- What this task involves -
Please give the data below again in full, exactly as it stands.

□ □ □ □ □ □ □

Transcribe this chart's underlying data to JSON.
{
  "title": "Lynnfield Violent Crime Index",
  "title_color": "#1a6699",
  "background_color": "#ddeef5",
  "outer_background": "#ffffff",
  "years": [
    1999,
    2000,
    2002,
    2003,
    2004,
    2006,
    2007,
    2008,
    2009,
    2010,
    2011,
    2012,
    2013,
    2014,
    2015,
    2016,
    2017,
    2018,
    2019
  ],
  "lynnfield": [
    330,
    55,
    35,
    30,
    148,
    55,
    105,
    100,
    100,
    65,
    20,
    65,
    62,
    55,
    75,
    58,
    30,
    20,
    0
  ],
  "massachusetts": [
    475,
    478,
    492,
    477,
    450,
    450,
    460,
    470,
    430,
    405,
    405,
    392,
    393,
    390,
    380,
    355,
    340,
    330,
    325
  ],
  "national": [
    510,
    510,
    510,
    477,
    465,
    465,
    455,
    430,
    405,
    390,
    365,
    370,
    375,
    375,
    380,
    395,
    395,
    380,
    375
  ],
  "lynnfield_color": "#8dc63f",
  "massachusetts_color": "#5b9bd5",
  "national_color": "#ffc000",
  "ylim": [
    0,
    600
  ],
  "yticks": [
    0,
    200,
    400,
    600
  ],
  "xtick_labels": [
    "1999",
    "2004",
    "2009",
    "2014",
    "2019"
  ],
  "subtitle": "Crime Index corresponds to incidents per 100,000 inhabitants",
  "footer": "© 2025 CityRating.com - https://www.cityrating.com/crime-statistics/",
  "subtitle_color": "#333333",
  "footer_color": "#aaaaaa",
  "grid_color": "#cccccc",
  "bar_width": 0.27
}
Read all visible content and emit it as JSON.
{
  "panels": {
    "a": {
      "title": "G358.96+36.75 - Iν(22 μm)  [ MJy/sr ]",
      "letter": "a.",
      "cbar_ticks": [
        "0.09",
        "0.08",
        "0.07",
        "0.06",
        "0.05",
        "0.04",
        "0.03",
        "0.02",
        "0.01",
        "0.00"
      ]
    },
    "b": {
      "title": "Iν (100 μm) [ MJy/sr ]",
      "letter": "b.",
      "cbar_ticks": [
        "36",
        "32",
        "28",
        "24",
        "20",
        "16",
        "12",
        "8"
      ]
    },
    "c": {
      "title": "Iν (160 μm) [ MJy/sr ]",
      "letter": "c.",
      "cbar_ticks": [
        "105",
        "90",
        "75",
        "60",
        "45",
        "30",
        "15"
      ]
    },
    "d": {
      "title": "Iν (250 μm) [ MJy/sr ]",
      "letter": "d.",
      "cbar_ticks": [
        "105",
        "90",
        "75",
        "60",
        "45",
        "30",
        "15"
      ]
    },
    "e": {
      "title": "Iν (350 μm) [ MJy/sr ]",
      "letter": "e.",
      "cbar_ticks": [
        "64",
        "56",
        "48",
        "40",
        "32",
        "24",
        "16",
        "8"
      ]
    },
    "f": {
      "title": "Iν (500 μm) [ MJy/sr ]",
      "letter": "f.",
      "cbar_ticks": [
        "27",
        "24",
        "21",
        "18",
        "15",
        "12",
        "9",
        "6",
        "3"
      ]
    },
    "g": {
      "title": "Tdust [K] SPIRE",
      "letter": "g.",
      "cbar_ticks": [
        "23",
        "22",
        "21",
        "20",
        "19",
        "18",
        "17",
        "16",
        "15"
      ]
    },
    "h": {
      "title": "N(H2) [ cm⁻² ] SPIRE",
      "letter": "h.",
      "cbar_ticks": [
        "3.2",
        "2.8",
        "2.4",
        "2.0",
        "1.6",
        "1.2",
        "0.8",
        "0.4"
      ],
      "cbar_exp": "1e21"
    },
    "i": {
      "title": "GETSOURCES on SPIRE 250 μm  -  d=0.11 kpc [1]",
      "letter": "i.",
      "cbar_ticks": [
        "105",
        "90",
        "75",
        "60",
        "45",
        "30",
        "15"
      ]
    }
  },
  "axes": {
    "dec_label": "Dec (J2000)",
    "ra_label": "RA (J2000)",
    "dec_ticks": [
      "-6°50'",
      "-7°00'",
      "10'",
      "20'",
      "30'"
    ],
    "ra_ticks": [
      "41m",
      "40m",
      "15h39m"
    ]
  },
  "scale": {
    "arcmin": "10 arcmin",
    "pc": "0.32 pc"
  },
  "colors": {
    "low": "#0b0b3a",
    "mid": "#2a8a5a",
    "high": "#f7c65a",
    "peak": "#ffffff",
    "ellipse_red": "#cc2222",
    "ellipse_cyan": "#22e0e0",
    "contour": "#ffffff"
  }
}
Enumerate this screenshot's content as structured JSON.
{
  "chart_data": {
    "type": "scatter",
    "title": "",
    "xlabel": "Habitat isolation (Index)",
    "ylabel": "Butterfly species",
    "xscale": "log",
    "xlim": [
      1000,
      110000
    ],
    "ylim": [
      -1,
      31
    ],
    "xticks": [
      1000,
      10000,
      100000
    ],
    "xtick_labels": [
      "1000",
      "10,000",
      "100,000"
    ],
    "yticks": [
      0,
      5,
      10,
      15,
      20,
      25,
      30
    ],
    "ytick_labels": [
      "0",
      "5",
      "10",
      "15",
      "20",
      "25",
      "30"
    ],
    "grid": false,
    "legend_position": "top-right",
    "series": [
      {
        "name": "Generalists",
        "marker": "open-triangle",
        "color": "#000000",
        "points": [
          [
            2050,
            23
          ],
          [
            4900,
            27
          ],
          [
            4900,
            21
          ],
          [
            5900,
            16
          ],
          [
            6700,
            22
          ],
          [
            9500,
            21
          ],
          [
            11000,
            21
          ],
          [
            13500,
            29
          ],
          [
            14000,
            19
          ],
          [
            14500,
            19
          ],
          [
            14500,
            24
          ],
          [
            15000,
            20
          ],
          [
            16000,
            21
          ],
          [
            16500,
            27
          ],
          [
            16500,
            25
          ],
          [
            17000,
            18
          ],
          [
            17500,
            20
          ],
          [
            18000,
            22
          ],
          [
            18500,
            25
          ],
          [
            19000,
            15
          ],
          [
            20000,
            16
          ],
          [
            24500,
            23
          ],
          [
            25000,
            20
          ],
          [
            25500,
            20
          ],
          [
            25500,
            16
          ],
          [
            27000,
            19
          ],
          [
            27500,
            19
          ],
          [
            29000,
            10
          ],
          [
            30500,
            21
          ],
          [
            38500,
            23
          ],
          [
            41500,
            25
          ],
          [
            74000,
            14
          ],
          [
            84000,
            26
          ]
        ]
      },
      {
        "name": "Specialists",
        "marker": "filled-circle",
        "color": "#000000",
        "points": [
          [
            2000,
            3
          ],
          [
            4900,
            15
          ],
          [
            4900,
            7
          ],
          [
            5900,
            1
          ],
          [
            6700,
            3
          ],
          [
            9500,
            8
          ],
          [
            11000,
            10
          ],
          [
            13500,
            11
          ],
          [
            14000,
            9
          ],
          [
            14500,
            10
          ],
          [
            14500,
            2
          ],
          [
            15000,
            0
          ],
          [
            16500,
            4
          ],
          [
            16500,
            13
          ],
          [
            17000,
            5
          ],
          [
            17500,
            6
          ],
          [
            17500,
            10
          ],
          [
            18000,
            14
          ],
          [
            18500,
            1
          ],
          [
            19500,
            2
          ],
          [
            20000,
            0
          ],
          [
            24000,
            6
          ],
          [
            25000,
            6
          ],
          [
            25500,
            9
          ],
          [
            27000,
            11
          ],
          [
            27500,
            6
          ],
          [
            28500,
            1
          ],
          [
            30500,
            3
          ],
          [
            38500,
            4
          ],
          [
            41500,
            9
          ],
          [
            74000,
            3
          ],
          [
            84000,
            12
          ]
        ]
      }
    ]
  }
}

□ □ □ □ □ □ □

- Response to the task -
Transcribe this chart's underlying data to JSON.
{
  "title": "Lynnfield Violent Crime Index",
  "title_color": "#1a6699",
  "background_color": "#ddeef5",
  "outer_background": "#ffffff",
  "years": [
    1999,
    2000,
    2002,
    2003,
    2004,
    2006,
    2007,
    2008,
    2009,
    2010,
    2011,
    2012,
    2013,
    2014,
    2015,
    2016,
    2017,
    2018,
    2019
  ],
  "lynnfield": [
    330,
    55,
    35,
    30,
    148,
    55,
    105,
    100,
    100,
    65,
    20,
    65,
    62,
    55,
    75,
    58,
    30,
    20,
    0
  ],
  "massachusetts": [
    475,
    478,
    492,
    477,
    450,
    450,
    460,
    470,
    430,
    405,
    405,
    392,
    393,
    390,
    380,
    355,
    340,
    330,
    325
  ],
  "national": [
    510,
    510,
    510,
    477,
    465,
    465,
    455,
    430,
    405,
    390,
    365,
    370,
    375,
    375,
    380,
    395,
    395,
    380,
    375
  ],
  "lynnfield_color": "#8dc63f",
  "massachusetts_color": "#5b9bd5",
  "national_color": "#ffc000",
  "ylim": [
    0,
    600
  ],
  "yticks": [
    0,
    200,
    400,
    600
  ],
  "xtick_labels": [
    "1999",
    "2004",
    "2009",
    "2014",
    "2019"
  ],
  "subtitle": "Crime Index corresponds to incidents per 100,000 inhabitants",
  "footer": "© 2025 CityRating.com - https://www.cityrating.com/crime-statistics/",
  "subtitle_color": "#333333",
  "footer_color": "#aaaaaa",
  "grid_color": "#cccccc",
  "bar_width": 0.27
}
Read all visible content and emit it as JSON.
{
  "panels": {
    "a": {
      "title": "G358.96+36.75 - Iν(22 μm)  [ MJy/sr ]",
      "letter": "a.",
      "cbar_ticks": [
        "0.09",
        "0.08",
        "0.07",
        "0.06",
        "0.05",
        "0.04",
        "0.03",
        "0.02",
        "0.01",
        "0.00"
      ]
    },
    "b": {
      "title": "Iν (100 μm) [ MJy/sr ]",
      "letter": "b.",
      "cbar_ticks": [
        "36",
        "32",
        "28",
        "24",
        "20",
        "16",
        "12",
        "8"
      ]
    },
    "c": {
      "title": "Iν (160 μm) [ MJy/sr ]",
      "letter": "c.",
      "cbar_ticks": [
        "105",
        "90",
        "75",
        "60",
        "45",
        "30",
        "15"
      ]
    },
    "d": {
      "title": "Iν (250 μm) [ MJy/sr ]",
      "letter": "d.",
      "cbar_ticks": [
        "105",
        "90",
        "75",
        "60",
        "45",
        "30",
        "15"
      ]
    },
    "e": {
      "title": "Iν (350 μm) [ MJy/sr ]",
      "letter": "e.",
      "cbar_ticks": [
        "64",
        "56",
        "48",
        "40",
        "32",
        "24",
        "16",
        "8"
      ]
    },
    "f": {
      "title": "Iν (500 μm) [ MJy/sr ]",
      "letter": "f.",
      "cbar_ticks": [
        "27",
        "24",
        "21",
        "18",
        "15",
        "12",
        "9",
        "6",
        "3"
      ]
    },
    "g": {
      "title": "Tdust [K] SPIRE",
      "letter": "g.",
      "cbar_ticks": [
        "23",
        "22",
        "21",
        "20",
        "19",
        "18",
        "17",
        "16",
        "15"
      ]
    },
    "h": {
      "title": "N(H2) [ cm⁻² ] SPIRE",
      "letter": "h.",
      "cbar_ticks": [
        "3.2",
        "2.8",
        "2.4",
        "2.0",
        "1.6",
        "1.2",
        "0.8",
        "0.4"
      ],
      "cbar_exp": "1e21"
    },
    "i": {
      "title": "GETSOURCES on SPIRE 250 μm  -  d=0.11 kpc [1]",
      "letter": "i.",
      "cbar_ticks": [
        "105",
        "90",
        "75",
        "60",
        "45",
        "30",
        "15"
      ]
    }
  },
  "axes": {
    "dec_label": "Dec (J2000)",
    "ra_label": "RA (J2000)",
    "dec_ticks": [
      "-6°50'",
      "-7°00'",
      "10'",
      "20'",
      "30'"
    ],
    "ra_ticks": [
      "41m",
      "40m",
      "15h39m"
    ]
  },
  "scale": {
    "arcmin": "10 arcmin",
    "pc": "0.32 pc"
  },
  "colors": {
    "low": "#0b0b3a",
    "mid": "#2a8a5a",
    "high": "#f7c65a",
    "peak": "#ffffff",
    "ellipse_red": "#cc2222",
    "ellipse_cyan": "#22e0e0",
    "contour": "#ffffff"
  }
}
Enumerate this screenshot's content as structured JSON.
{
  "chart_data": {
    "type": "scatter",
    "title": "",
    "xlabel": "Habitat isolation (Index)",
    "ylabel": "Butterfly species",
    "xscale": "log",
    "xlim": [
      1000,
      110000
    ],
    "ylim": [
      -1,
      31
    ],
    "xticks": [
      1000,
      10000,
      100000
    ],
    "xtick_labels": [
      "1000",
      "10,000",
      "100,000"
    ],
    "yticks": [
      0,
      5,
      10,
      15,
      20,
      25,
      30
    ],
    "ytick_labels": [
      "0",
      "5",
      "10",
      "15",
      "20",
      "25",
      "30"
    ],
    "grid": false,
    "legend_position": "top-right",
    "series": [
      {
        "name": "Generalists",
        "marker": "open-triangle",
        "color": "#000000",
        "points": [
          [
            2050,
            23
          ],
          [
            4900,
            27
          ],
          [
            4900,
            21
          ],
          [
            5900,
            16
          ],
          [
            6700,
            22
          ],
          [
            9500,
            21
          ],
          [
            11000,
            21
          ],
          [
            13500,
            29
          ],
          [
            14000,
            19
          ],
          [
            14500,
            19
          ],
          [
            14500,
            24
          ],
          [
            15000,
            20
          ],
          [
            16000,
            21
          ],
          [
            16500,
            27
          ],
          [
            16500,
            25
          ],
          [
            17000,
            18
          ],
          [
            17500,
            20
          ],
          [
            18000,
            22
          ],
          [
            18500,
            25
          ],
          [
            19000,
            15
          ],
          [
            20000,
            16
          ],
          [
            24500,
            23
          ],
          [
            25000,
            20
          ],
          [
            25500,
            20
          ],
          [
            25500,
            16
          ],
          [
            27000,
            19
          ],
          [
            27500,
            19
          ],
          [
            29000,
            10
          ],
          [
            30500,
            21
          ],
          [
            38500,
            23
          ],
          [
            41500,
            25
          ],
          [
            74000,
            14
          ],
          [
            84000,
            26
          ]
        ]
      },
      {
        "name": "Specialists",
        "marker": "filled-circle",
        "color": "#000000",
        "points": [
          [
            2000,
            3
          ],
          [
            4900,
            15
          ],
          [
            4900,
            7
          ],
          [
            5900,
            1
          ],
          [
            6700,
            3
          ],
          [
            9500,
            8
          ],
          [
            11000,
            10
          ],
          [
            13500,
            11
          ],
          [
            14000,
            9
          ],
          [
            14500,
            10
          ],
          [
            14500,
            2
          ],
          [
            15000,
            0
          ],
          [
            16500,
            4
          ],
          [
            16500,
            13
          ],
          [
            17000,
            5
          ],
          [
            17500,
            6
          ],
          [
            17500,
            10
          ],
          [
            18000,
            14
          ],
          [
            18500,
            1
          ],
          [
            19500,
            2
          ],
          [
            20000,
            0
          ],
          [
            24000,
            6
          ],
          [
            25000,
            6
          ],
          [
            25500,
            9
          ],
          [
            27000,
            11
          ],
          [
            27500,
            6
          ],
          [
            28500,
            1
          ],
          [
            30500,
            3
          ],
          [
            38500,
            4
          ],
          [
            41500,
            9
          ],
          [
            74000,
            3
          ],
          [
            84000,
            12
          ]
        ]
      }
    ]
  }
}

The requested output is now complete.